* Goal: Can you write out the whole listing exactly?

* Extracted entries:
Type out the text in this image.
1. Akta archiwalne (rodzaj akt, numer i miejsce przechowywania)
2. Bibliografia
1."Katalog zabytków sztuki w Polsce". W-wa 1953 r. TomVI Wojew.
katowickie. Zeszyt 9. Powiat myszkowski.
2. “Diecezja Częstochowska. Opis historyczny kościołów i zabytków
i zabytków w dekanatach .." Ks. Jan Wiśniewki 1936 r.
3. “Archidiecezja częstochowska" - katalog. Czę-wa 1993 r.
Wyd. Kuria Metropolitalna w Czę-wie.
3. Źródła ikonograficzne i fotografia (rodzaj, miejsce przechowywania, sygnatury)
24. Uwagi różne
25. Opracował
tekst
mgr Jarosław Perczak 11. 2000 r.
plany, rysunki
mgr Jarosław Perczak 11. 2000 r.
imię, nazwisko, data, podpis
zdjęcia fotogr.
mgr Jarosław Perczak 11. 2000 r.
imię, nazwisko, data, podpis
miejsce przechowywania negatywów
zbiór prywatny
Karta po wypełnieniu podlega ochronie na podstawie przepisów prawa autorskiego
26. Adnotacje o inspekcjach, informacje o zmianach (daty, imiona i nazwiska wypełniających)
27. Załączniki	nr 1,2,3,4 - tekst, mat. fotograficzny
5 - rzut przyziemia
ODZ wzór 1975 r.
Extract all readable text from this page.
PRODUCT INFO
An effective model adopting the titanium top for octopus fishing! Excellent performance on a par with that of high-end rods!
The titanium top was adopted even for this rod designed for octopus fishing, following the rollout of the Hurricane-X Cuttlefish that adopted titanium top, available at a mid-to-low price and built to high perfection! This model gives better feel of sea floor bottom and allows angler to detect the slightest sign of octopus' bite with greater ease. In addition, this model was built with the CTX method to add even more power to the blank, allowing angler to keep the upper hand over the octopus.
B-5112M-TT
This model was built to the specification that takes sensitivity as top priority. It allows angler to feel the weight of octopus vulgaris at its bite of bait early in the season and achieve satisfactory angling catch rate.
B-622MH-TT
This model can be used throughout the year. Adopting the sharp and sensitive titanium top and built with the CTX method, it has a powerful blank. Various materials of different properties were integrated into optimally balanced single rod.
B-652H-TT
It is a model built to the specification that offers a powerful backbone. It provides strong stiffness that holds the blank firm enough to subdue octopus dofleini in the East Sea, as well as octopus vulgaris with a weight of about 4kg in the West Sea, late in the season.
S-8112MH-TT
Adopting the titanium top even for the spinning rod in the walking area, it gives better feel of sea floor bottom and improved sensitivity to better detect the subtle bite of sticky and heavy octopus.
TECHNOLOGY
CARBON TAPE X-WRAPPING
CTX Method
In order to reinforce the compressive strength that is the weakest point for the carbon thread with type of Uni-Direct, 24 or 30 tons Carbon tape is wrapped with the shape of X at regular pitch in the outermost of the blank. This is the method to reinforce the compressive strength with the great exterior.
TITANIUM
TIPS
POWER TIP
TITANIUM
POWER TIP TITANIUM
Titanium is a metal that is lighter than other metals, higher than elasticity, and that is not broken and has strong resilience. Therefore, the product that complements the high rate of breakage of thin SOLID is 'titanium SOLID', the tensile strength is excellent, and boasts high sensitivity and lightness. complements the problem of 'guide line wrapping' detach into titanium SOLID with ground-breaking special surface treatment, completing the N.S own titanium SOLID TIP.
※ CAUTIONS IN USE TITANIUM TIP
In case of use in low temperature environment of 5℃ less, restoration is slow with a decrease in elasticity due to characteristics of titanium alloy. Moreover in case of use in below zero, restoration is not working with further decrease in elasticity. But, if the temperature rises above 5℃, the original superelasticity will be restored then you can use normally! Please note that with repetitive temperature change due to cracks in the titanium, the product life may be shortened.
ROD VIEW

* Answer:
Type out the text in this image.
1. Akta archiwalne (rodzaj akt, numer i miejsce przechowywania)
2. Bibliografia
1."Katalog zabytków sztuki w Polsce". W-wa 1953 r. TomVI Wojew.
katowickie. Zeszyt 9. Powiat myszkowski.
2. “Diecezja Częstochowska. Opis historyczny kościołów i zabytków
i zabytków w dekanatach .." Ks. Jan Wiśniewki 1936 r.
3. “Archidiecezja częstochowska" - katalog. Czę-wa 1993 r.
Wyd. Kuria Metropolitalna w Czę-wie.
3. Źródła ikonograficzne i fotografia (rodzaj, miejsce przechowywania, sygnatury)
24. Uwagi różne
25. Opracował
tekst
mgr Jarosław Perczak 11. 2000 r.
plany, rysunki
mgr Jarosław Perczak 11. 2000 r.
imię, nazwisko, data, podpis
zdjęcia fotogr.
mgr Jarosław Perczak 11. 2000 r.
imię, nazwisko, data, podpis
miejsce przechowywania negatywów
zbiór prywatny
Karta po wypełnieniu podlega ochronie na podstawie przepisów prawa autorskiego
26. Adnotacje o inspekcjach, informacje o zmianach (daty, imiona i nazwiska wypełniających)
27. Załączniki	nr 1,2,3,4 - tekst, mat. fotograficzny
5 - rzut przyziemia
ODZ wzór 1975 r.
Extract all readable text from this page.
PRODUCT INFO
An effective model adopting the titanium top for octopus fishing! Excellent performance on a par with that of high-end rods!
The titanium top was adopted even for this rod designed for octopus fishing, following the rollout of the Hurricane-X Cuttlefish that adopted titanium top, available at a mid-to-low price and built to high perfection! This model gives better feel of sea floor bottom and allows angler to detect the slightest sign of octopus' bite with greater ease. In addition, this model was built with the CTX method to add even more power to the blank, allowing angler to keep the upper hand over the octopus.
B-5112M-TT
This model was built to the specification that takes sensitivity as top priority. It allows angler to feel the weight of octopus vulgaris at its bite of bait early in the season and achieve satisfactory angling catch rate.
B-622MH-TT
This model can be used throughout the year. Adopting the sharp and sensitive titanium top and built with the CTX method, it has a powerful blank. Various materials of different properties were integrated into optimally balanced single rod.
B-652H-TT
It is a model built to the specification that offers a powerful backbone. It provides strong stiffness that holds the blank firm enough to subdue octopus dofleini in the East Sea, as well as octopus vulgaris with a weight of about 4kg in the West Sea, late in the season.
S-8112MH-TT
Adopting the titanium top even for the spinning rod in the walking area, it gives better feel of sea floor bottom and improved sensitivity to better detect the subtle bite of sticky and heavy octopus.
TECHNOLOGY
CARBON TAPE X-WRAPPING
CTX Method
In order to reinforce the compressive strength that is the weakest point for the carbon thread with type of Uni-Direct, 24 or 30 tons Carbon tape is wrapped with the shape of X at regular pitch in the outermost of the blank. This is the method to reinforce the compressive strength with the great exterior.
TITANIUM
TIPS
POWER TIP
TITANIUM
POWER TIP TITANIUM
Titanium is a metal that is lighter than other metals, higher than elasticity, and that is not broken and has strong resilience. Therefore, the product that complements the high rate of breakage of thin SOLID is 'titanium SOLID', the tensile strength is excellent, and boasts high sensitivity and lightness. complements the problem of 'guide line wrapping' detach into titanium SOLID with ground-breaking special surface treatment, completing the N.S own titanium SOLID TIP.
※ CAUTIONS IN USE TITANIUM TIP
In case of use in low temperature environment of 5℃ less, restoration is slow with a decrease in elasticity due to characteristics of titanium alloy. Moreover in case of use in below zero, restoration is not working with further decrease in elasticity. But, if the temperature rises above 5℃, the original superelasticity will be restored then you can use normally! Please note that with repetitive temperature change due to cracks in the titanium, the product life may be shortened.
ROD VIEW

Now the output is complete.